Stated exercise: Go through the entries and count the lines with the string "login" in them. Give only that number.

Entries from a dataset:
=======
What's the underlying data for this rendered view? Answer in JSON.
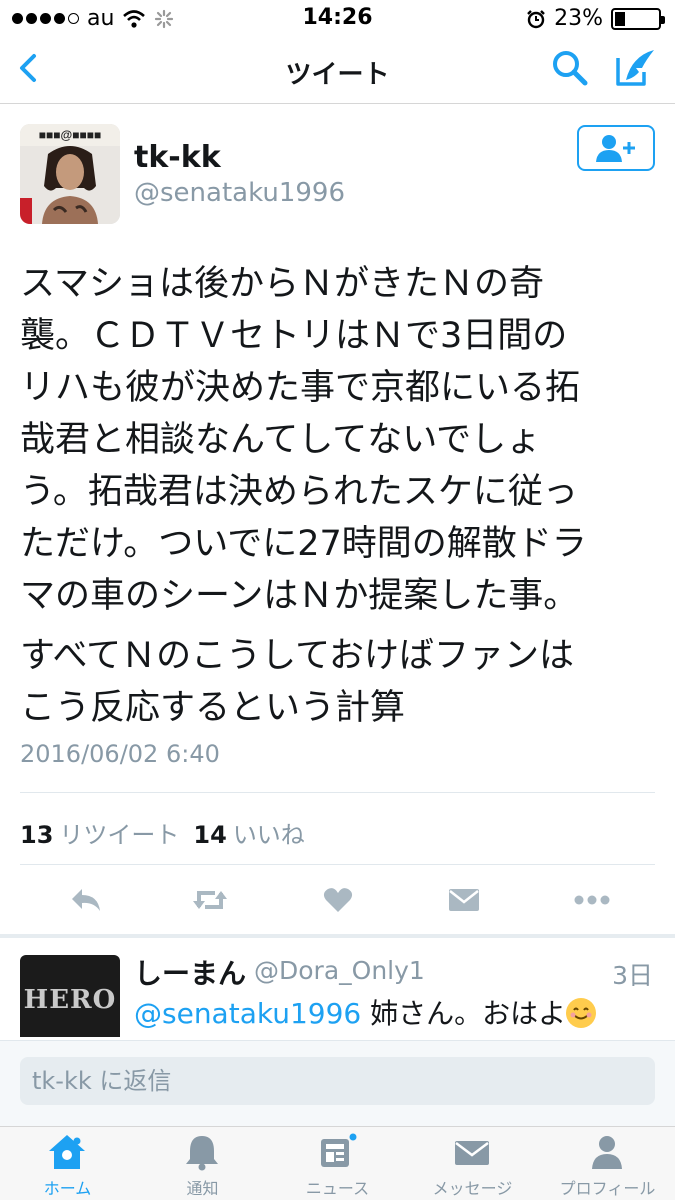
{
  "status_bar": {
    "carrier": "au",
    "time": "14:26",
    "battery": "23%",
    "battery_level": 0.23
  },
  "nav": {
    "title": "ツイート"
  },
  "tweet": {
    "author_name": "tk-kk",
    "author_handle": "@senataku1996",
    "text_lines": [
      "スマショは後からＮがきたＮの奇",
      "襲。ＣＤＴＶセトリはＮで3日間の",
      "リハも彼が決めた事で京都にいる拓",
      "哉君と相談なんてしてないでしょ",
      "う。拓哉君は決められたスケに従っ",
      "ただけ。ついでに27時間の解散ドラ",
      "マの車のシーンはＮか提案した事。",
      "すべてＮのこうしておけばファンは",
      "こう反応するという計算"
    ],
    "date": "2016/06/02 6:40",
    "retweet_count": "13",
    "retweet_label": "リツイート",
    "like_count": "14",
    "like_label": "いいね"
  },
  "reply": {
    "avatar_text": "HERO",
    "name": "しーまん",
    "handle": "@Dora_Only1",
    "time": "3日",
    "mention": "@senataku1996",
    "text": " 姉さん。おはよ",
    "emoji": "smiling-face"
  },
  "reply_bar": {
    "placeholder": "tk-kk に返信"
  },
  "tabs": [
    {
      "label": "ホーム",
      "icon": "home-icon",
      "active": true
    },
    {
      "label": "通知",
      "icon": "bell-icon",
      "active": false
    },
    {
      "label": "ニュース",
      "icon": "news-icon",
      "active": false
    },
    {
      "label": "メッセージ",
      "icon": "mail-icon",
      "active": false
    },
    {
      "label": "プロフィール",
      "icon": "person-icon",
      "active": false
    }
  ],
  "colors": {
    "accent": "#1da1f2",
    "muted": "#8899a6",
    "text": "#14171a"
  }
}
=======
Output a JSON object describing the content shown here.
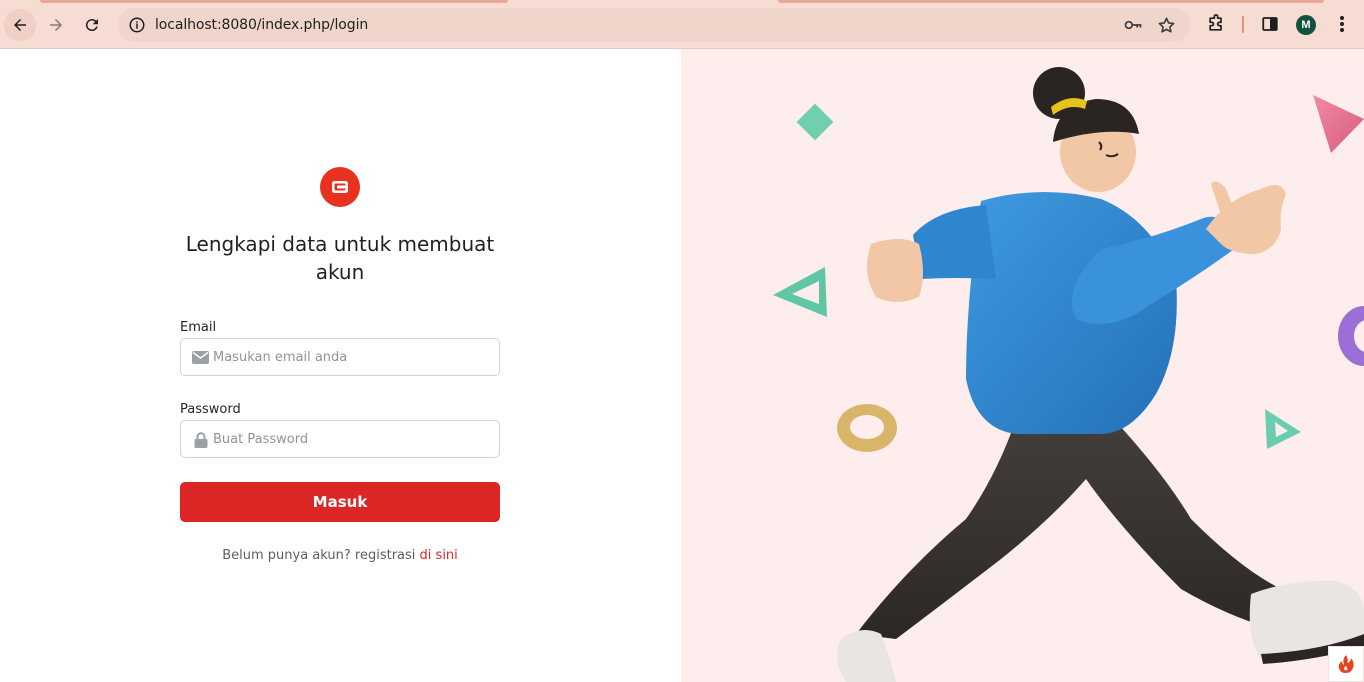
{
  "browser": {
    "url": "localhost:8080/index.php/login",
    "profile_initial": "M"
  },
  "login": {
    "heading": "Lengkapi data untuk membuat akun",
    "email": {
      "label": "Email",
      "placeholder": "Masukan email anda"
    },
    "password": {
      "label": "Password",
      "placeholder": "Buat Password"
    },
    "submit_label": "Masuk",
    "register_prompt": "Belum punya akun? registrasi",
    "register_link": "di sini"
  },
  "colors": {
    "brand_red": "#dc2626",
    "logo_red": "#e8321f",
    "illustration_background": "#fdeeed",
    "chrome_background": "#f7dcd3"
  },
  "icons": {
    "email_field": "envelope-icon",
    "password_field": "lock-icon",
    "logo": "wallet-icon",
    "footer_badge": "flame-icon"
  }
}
=======
Output below: 2